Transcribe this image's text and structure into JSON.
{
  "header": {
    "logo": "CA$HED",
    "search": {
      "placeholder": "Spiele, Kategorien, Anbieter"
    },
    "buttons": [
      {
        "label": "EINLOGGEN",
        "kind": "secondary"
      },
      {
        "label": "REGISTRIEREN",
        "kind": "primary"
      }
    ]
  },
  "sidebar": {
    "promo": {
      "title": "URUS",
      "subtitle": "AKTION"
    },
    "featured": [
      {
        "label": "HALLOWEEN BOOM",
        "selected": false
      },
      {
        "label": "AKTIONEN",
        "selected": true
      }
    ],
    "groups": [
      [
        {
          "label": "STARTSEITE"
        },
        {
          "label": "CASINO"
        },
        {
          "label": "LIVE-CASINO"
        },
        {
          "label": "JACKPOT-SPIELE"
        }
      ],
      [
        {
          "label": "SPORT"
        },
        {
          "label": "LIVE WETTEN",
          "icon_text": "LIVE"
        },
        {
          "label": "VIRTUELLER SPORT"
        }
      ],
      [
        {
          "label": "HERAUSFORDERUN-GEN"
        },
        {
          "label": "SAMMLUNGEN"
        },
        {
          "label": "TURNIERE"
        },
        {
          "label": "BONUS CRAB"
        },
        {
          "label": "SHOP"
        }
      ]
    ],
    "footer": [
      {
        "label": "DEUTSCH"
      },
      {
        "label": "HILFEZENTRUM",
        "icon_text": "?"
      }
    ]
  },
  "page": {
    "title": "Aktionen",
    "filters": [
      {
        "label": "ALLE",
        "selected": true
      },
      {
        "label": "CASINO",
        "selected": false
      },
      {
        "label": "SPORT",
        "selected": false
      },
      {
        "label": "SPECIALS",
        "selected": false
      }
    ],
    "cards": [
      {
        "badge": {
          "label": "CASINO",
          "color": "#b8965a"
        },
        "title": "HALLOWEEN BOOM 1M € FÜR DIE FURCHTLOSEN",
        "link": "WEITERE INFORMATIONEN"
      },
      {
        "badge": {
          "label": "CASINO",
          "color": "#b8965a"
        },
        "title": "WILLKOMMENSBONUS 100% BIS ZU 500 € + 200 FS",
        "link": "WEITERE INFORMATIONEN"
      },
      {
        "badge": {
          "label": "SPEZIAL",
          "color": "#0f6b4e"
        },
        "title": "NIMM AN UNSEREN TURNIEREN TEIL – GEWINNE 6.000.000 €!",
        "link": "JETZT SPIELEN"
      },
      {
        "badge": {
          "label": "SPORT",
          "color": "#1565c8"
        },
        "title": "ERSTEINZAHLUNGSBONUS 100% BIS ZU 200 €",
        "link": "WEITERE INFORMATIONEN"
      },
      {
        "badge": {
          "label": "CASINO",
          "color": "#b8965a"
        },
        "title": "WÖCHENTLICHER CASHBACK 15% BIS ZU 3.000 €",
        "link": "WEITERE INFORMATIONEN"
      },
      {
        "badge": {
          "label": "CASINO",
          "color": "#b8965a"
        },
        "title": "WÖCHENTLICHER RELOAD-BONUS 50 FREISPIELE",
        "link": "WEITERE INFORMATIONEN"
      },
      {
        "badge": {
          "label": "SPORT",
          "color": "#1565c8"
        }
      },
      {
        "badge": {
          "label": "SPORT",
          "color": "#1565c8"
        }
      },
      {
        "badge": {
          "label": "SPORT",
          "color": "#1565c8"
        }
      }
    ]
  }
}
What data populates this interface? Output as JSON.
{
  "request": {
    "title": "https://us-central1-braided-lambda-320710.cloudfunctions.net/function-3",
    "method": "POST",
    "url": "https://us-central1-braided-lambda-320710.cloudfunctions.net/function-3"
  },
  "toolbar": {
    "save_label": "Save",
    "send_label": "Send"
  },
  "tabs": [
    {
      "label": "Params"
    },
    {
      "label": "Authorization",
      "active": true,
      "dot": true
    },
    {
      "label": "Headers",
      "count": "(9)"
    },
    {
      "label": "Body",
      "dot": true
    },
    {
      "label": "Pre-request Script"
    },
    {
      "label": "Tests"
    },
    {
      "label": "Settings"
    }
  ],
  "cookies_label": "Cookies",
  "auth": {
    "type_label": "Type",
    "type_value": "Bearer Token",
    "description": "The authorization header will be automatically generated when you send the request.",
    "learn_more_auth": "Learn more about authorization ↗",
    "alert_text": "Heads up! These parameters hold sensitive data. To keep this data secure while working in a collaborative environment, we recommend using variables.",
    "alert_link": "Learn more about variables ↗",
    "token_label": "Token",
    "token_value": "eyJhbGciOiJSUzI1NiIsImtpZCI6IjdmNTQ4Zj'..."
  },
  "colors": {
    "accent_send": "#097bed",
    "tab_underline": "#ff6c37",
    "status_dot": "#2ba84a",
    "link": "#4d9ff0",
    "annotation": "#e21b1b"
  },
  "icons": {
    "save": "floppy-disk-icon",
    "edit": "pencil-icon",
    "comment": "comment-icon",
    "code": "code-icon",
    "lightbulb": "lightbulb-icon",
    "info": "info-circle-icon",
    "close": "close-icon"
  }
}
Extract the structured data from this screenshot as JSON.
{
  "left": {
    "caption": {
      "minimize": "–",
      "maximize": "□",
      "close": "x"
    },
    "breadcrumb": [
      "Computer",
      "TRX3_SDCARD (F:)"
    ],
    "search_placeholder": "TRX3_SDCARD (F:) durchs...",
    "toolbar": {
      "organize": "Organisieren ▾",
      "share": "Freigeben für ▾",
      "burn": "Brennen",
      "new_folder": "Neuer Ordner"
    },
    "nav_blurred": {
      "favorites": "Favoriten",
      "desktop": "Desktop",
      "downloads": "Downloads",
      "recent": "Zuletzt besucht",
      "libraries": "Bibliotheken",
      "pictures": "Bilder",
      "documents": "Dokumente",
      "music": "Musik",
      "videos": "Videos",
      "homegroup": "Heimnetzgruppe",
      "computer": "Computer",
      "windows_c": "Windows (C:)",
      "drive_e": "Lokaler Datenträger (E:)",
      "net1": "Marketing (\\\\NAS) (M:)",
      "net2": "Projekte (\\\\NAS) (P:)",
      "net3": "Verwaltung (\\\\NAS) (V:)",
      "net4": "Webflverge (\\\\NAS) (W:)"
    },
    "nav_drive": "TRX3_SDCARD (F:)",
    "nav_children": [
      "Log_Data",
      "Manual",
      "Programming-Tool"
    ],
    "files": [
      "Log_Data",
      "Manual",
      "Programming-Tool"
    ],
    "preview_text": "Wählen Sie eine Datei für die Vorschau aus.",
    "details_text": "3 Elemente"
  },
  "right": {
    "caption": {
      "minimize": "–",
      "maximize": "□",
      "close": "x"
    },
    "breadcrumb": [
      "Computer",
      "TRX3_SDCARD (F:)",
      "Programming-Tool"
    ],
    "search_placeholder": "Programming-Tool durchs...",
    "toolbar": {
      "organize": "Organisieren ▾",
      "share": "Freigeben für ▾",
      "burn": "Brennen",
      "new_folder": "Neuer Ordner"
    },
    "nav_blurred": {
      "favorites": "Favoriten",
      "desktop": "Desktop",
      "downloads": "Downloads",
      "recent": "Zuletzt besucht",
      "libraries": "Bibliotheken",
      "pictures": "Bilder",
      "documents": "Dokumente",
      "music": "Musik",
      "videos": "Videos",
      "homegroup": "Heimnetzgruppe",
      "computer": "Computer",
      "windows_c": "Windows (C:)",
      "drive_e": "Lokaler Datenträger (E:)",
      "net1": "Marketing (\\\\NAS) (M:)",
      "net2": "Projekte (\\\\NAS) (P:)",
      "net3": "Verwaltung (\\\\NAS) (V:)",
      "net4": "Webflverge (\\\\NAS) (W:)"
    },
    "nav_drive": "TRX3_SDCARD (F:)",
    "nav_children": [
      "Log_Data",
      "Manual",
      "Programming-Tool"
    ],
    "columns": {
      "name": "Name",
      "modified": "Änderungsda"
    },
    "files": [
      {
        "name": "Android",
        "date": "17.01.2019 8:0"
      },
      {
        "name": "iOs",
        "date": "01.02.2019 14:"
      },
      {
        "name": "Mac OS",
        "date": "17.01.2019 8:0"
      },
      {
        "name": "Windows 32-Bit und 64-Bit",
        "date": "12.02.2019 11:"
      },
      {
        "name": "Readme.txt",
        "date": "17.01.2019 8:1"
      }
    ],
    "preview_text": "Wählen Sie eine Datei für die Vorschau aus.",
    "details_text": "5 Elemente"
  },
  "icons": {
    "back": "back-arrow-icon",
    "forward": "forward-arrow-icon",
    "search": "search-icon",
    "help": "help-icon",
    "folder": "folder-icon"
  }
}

*-*-*

● **SET TASK**:
Using the entries above, return each line in which the word "LIVE" occurs.

● **FINISHED EXERCISE**:
          "label": "LIVE-CASINO"
          "label": "LIVE WETTEN",
          "icon_text": "LIVE"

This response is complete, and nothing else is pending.